Give only the count of lines containing "signs".

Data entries
######
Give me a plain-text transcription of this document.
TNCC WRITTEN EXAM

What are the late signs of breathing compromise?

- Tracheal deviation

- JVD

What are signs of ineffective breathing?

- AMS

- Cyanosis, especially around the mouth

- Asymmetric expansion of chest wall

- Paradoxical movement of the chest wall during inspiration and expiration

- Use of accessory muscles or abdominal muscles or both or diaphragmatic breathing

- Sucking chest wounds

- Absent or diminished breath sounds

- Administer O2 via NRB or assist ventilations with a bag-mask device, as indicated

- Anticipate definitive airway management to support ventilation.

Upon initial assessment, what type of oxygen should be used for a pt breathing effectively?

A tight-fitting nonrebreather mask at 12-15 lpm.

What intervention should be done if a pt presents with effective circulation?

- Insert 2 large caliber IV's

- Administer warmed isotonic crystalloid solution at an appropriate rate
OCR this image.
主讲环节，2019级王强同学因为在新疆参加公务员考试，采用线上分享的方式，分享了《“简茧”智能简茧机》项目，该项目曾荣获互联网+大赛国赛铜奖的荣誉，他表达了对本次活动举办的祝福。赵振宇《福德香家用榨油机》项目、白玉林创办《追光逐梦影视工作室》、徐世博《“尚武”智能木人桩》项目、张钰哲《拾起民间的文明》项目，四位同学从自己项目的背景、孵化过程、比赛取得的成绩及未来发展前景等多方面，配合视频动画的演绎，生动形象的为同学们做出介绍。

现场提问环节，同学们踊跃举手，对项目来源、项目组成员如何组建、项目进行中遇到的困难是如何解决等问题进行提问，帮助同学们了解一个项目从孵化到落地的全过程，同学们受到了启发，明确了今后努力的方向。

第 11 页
######
FINAL RESULT: 2